-- start Given data --

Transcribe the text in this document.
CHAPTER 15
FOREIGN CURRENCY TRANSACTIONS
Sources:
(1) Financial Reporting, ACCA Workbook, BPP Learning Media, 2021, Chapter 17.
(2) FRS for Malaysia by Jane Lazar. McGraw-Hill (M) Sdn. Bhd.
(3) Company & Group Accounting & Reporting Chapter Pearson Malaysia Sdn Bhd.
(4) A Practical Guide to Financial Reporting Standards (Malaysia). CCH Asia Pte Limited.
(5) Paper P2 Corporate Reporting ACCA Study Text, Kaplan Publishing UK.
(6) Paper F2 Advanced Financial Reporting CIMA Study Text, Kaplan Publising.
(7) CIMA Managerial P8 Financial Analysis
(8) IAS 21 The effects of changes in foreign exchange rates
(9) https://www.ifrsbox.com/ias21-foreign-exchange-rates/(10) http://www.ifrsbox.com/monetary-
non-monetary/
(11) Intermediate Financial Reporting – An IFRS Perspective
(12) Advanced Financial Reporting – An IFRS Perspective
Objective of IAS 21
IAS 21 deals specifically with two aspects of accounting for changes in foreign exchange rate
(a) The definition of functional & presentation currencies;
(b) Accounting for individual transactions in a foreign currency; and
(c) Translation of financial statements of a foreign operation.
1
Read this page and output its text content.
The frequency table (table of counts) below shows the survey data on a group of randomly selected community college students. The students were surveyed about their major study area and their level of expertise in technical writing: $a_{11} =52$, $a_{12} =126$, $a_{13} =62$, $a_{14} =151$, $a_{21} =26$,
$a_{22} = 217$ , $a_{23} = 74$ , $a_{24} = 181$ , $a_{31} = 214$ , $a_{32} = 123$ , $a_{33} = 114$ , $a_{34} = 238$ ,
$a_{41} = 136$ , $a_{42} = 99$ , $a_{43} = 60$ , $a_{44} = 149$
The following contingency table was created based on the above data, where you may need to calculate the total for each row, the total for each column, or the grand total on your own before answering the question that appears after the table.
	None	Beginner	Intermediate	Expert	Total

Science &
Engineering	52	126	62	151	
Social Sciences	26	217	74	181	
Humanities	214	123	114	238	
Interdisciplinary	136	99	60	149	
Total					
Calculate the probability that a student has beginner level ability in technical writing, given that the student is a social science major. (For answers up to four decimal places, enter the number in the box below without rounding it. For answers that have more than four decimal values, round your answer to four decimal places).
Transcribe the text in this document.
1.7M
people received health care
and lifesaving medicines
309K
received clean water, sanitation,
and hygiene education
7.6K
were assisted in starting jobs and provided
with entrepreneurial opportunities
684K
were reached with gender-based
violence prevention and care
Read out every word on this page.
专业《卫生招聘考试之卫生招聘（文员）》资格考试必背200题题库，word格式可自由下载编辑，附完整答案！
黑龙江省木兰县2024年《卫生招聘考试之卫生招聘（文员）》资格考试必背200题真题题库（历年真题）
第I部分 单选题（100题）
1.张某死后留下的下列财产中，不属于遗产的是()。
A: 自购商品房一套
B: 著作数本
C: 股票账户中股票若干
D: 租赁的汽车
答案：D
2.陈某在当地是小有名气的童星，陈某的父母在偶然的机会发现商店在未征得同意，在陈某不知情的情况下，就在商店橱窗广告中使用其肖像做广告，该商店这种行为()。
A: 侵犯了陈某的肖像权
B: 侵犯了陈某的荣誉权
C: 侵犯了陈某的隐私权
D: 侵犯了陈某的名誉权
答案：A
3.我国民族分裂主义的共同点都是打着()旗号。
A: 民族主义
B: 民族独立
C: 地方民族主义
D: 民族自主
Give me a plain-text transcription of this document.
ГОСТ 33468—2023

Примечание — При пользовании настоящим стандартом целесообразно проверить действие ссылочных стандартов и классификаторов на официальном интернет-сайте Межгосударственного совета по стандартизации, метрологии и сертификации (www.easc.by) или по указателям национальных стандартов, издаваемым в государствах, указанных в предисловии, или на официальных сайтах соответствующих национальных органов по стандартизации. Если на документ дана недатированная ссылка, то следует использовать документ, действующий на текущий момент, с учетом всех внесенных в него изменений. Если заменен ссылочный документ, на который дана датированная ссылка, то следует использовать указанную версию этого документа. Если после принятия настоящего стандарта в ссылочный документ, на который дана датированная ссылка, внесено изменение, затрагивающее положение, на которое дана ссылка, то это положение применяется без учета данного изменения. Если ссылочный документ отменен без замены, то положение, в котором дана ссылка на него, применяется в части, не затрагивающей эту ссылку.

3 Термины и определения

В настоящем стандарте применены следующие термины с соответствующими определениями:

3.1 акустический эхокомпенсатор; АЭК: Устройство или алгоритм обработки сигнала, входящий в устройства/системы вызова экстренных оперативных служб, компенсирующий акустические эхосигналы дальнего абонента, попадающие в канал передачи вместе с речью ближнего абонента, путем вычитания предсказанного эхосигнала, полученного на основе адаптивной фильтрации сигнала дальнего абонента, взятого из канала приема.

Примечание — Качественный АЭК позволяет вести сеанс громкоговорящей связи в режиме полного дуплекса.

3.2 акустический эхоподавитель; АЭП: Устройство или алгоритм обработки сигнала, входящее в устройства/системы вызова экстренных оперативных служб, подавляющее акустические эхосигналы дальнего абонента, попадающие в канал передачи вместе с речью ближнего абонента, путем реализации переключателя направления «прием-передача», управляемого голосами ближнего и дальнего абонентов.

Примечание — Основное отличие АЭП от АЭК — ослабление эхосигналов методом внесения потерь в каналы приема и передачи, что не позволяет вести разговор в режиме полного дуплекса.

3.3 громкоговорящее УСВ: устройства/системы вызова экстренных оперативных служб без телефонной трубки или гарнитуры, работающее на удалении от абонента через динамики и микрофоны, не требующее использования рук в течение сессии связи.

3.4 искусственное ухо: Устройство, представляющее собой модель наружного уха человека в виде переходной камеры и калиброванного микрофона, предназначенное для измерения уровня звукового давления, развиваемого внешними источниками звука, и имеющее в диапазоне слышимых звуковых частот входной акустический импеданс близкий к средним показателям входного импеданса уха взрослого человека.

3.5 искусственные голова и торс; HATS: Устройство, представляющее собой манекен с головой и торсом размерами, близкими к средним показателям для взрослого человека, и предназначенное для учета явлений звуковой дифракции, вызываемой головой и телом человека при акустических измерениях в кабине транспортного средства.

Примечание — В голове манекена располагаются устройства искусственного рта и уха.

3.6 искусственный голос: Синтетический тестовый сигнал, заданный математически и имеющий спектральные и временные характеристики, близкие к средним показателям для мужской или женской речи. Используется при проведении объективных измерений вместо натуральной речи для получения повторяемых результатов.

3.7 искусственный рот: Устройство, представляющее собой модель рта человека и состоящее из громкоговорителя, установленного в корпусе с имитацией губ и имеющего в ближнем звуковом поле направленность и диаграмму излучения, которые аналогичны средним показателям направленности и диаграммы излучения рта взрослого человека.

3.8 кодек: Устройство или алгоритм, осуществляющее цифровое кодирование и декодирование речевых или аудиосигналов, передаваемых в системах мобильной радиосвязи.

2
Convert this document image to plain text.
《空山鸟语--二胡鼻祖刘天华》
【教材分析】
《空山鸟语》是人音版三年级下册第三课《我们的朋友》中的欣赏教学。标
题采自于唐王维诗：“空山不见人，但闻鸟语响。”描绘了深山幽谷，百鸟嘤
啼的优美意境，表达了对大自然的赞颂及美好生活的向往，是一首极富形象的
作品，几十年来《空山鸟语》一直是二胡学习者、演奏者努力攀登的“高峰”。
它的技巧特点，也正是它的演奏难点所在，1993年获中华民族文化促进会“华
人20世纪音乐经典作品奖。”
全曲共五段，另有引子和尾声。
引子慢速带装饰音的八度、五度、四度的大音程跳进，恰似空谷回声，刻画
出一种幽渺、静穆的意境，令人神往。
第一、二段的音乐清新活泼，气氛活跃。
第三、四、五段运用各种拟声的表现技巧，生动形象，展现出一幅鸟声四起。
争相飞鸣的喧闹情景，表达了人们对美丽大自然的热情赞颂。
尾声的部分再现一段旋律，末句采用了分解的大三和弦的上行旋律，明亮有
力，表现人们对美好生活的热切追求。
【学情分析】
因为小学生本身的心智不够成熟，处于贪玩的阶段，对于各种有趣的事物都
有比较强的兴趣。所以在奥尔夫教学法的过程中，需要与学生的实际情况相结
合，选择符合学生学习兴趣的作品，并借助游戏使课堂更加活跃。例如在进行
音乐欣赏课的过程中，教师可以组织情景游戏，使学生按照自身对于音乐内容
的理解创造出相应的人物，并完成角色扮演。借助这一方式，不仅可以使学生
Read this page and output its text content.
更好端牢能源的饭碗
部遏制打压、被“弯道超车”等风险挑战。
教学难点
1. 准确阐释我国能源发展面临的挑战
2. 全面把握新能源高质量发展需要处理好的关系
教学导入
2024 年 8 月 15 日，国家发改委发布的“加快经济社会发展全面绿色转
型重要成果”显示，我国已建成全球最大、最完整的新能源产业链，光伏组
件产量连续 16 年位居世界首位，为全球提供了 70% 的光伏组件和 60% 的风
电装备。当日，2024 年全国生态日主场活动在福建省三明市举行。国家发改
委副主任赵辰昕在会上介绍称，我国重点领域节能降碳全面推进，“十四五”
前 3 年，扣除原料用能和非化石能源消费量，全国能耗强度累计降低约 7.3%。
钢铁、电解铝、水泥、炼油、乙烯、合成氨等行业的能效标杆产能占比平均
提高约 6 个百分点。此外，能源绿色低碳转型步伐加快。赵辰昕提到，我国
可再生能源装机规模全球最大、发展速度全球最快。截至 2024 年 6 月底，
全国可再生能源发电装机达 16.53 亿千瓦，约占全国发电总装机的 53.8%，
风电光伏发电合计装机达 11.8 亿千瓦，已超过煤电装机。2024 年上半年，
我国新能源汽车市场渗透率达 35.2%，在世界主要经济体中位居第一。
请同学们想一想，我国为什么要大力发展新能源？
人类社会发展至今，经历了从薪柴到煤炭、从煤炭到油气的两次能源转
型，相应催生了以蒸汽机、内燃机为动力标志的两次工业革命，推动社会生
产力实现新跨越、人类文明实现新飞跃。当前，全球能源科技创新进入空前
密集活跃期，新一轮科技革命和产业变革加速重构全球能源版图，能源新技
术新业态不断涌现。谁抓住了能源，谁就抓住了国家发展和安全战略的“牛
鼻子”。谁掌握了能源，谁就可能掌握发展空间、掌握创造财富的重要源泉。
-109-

-- end Given data --

Exercise brief:
Select all lines in the listing above where the word "Paper" appears, and show them.

Complete output:
(5) Paper P2 Corporate Reporting ACCA Study Text, Kaplan Publishing UK.
(6) Paper F2 Advanced Financial Reporting CIMA Study Text, Kaplan Publising.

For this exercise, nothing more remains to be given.